## Required work
The records below are to be copied word for word, with every picture left out.
---------- Working data
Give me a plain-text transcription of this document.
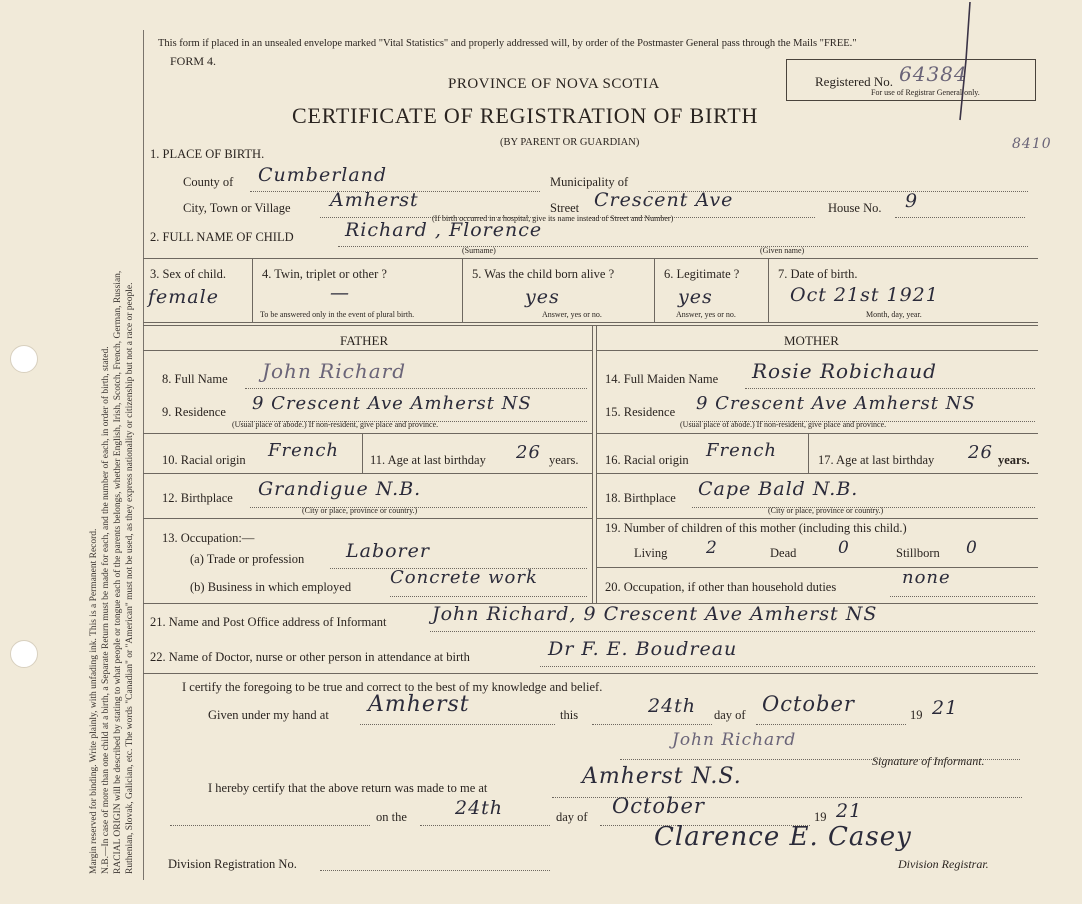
Margin reserved for binding. Write plainly, with unfading ink. This is a Permanent Record. N.B.—In case of more than one child at a birth, a Separate Return must be made for each, and the number of each, in order of birth, stated. RACIAL ORIGIN will be described by stating to what people or tongue each of the parents belongs, whether English, Irish, Scotch, French, German, Russian, Ruthenian, Slovak, Galician, etc. The words "Canadian" or "American" must not be used, as they express nationality or citizenship but not a race or people.
This form if placed in an unsealed envelope marked "Vital Statistics" and properly addressed will, by order of the Postmaster General pass through the Mails "FREE."
FORM 4.
PROVINCE OF NOVA SCOTIA
CERTIFICATE OF REGISTRATION OF BIRTH
(BY PARENT OR GUARDIAN)
Registered No. 64384
For use of Registrar General only.
8410
1. PLACE OF BIRTH.
County of Cumberland	Municipality of
City, Town or Village Amherst	Street Crescent Ave	House No. 9
(If birth occurred in a hospital, give its name instead of Street and Number)
2. FULL NAME OF CHILD	Richard , Florence
(Surname)	(Given name)
3. Sex of child.
female
4. Twin, triplet or other ?
—
To be answered only in the event of plural birth.
5. Was the child born alive ?
yes
Answer, yes or no.
6. Legitimate ?
yes
Answer, yes or no.
7. Date of birth.
Oct 21st 1921
Month, day, year.
FATHER	MOTHER
8. Full Name John Richard
9. Residence 9 Crescent Ave Amherst NS
(Usual place of abode.) If non-resident, give place and province.
10. Racial origin French 11. Age at last birthday 26 years.
12. Birthplace Grandigue N.B.
(City or place, province or country.)
13. Occupation:—
(a) Trade or profession Laborer
(b) Business in which employed Concrete work
14. Full Maiden Name Rosie Robichaud
15. Residence 9 Crescent Ave Amherst NS
(Usual place of abode.) If non-resident, give place and province.
16. Racial origin French	17. Age at last birthday 26 years.
18. Birthplace Cape Bald N.B.
(City or place, province or country.)
19. Number of children of this mother (including this child.)
Living 2	Dead 0	Stillborn 0
20. Occupation, if other than household duties	none
21. Name and Post Office address of Informant John Richard, 9 Crescent Ave Amherst NS
22. Name of Doctor, nurse or other person in attendance at birth	Dr F. E. Boudreau
I certify the foregoing to be true and correct to the best of my knowledge and belief.
Given under my hand at Amherst	this	24th day of October	19 21
John Richard
Signature of Informant.
I hereby certify that the above return was made to me at	Amherst N.S.
on the	24th	day of October	19 21
Clarence E. Casey
Division Registration No.	Division Registrar.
--------------------
## Task result
Give me a plain-text transcription of this document.
Margin reserved for binding. Write plainly, with unfading ink. This is a Permanent Record. N.B.—In case of more than one child at a birth, a Separate Return must be made for each, and the number of each, in order of birth, stated. RACIAL ORIGIN will be described by stating to what people or tongue each of the parents belongs, whether English, Irish, Scotch, French, German, Russian, Ruthenian, Slovak, Galician, etc. The words "Canadian" or "American" must not be used, as they express nationality or citizenship but not a race or people.
This form if placed in an unsealed envelope marked "Vital Statistics" and properly addressed will, by order of the Postmaster General pass through the Mails "FREE."
FORM 4.
PROVINCE OF NOVA SCOTIA
CERTIFICATE OF REGISTRATION OF BIRTH
(BY PARENT OR GUARDIAN)
Registered No. 64384
For use of Registrar General only.
8410
1. PLACE OF BIRTH.
County of Cumberland	Municipality of
City, Town or Village Amherst	Street Crescent Ave	House No. 9
(If birth occurred in a hospital, give its name instead of Street and Number)
2. FULL NAME OF CHILD	Richard , Florence
(Surname)	(Given name)
3. Sex of child.
female
4. Twin, triplet or other ?
—
To be answered only in the event of plural birth.
5. Was the child born alive ?
yes
Answer, yes or no.
6. Legitimate ?
yes
Answer, yes or no.
7. Date of birth.
Oct 21st 1921
Month, day, year.
FATHER	MOTHER
8. Full Name John Richard
9. Residence 9 Crescent Ave Amherst NS
(Usual place of abode.) If non-resident, give place and province.
10. Racial origin French 11. Age at last birthday 26 years.
12. Birthplace Grandigue N.B.
(City or place, province or country.)
13. Occupation:—
(a) Trade or profession Laborer
(b) Business in which employed Concrete work
14. Full Maiden Name Rosie Robichaud
15. Residence 9 Crescent Ave Amherst NS
(Usual place of abode.) If non-resident, give place and province.
16. Racial origin French	17. Age at last birthday 26 years.
18. Birthplace Cape Bald N.B.
(City or place, province or country.)
19. Number of children of this mother (including this child.)
Living 2	Dead 0	Stillborn 0
20. Occupation, if other than household duties	none
21. Name and Post Office address of Informant John Richard, 9 Crescent Ave Amherst NS
22. Name of Doctor, nurse or other person in attendance at birth	Dr F. E. Boudreau
I certify the foregoing to be true and correct to the best of my knowledge and belief.
Given under my hand at Amherst	this	24th day of October	19 21
John Richard
Signature of Informant.
I hereby certify that the above return was made to me at	Amherst N.S.
on the	24th	day of October	19 21
Clarence E. Casey
Division Registration No.	Division Registrar.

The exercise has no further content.